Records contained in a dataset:
# # #
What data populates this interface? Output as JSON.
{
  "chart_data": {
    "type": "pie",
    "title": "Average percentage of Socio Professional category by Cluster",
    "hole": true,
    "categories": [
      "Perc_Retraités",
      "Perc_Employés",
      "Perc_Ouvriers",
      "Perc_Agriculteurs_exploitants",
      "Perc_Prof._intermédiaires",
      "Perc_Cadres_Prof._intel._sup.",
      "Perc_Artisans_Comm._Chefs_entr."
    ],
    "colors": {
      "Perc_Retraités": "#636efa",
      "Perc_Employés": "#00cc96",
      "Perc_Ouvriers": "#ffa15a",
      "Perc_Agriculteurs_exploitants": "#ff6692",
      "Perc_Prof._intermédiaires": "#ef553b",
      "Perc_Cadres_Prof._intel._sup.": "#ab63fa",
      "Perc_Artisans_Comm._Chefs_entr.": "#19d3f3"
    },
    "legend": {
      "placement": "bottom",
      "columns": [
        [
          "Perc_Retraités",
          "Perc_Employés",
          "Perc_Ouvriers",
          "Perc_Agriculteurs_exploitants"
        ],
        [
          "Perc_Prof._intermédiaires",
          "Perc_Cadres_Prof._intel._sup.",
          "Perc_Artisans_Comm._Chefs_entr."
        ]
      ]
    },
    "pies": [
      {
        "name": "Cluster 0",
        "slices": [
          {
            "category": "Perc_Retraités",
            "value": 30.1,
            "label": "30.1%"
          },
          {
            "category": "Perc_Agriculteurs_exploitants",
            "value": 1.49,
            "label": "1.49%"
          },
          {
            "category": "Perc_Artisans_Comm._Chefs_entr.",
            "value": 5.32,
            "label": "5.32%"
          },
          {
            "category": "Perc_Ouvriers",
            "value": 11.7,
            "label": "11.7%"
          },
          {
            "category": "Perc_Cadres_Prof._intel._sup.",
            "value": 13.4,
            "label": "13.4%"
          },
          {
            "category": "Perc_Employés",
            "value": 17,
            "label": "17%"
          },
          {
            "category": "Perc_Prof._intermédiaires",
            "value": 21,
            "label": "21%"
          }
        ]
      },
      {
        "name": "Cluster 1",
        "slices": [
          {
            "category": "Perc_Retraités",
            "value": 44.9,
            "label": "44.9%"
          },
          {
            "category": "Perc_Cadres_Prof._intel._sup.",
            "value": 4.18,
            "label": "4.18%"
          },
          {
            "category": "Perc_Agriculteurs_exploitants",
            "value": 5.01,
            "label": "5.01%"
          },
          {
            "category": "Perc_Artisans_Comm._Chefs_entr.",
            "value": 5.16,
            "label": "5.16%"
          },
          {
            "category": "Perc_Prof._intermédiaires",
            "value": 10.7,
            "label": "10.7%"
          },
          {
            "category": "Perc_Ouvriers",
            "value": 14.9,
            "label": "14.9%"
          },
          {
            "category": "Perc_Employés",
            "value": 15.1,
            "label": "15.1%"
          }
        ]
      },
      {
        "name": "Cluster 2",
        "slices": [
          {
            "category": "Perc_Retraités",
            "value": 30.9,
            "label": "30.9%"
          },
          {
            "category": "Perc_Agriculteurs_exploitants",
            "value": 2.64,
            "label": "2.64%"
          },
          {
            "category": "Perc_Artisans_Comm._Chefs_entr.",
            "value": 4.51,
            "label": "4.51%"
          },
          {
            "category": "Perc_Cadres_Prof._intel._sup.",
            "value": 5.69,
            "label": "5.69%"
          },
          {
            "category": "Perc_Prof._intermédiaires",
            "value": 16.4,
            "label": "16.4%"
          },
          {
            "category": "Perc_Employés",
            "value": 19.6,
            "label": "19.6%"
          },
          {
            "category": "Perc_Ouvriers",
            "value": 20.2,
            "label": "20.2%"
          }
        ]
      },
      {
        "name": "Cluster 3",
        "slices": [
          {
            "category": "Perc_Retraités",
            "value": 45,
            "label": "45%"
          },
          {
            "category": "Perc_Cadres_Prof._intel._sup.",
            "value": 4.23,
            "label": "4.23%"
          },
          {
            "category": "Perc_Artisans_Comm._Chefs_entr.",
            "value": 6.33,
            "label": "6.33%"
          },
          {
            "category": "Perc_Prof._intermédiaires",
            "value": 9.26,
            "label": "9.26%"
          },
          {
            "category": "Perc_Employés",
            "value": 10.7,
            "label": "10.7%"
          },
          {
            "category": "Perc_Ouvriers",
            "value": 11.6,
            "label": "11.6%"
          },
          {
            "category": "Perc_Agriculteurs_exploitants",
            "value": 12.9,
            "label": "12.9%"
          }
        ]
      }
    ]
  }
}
# # #
Check each line of the records above for "Cluster", and copy those that have it.

#### The answer
    "title": "Average percentage of Socio Professional category by Cluster",
        "name": "Cluster 0",
        "name": "Cluster 1",
        "name": "Cluster 2",
        "name": "Cluster 3",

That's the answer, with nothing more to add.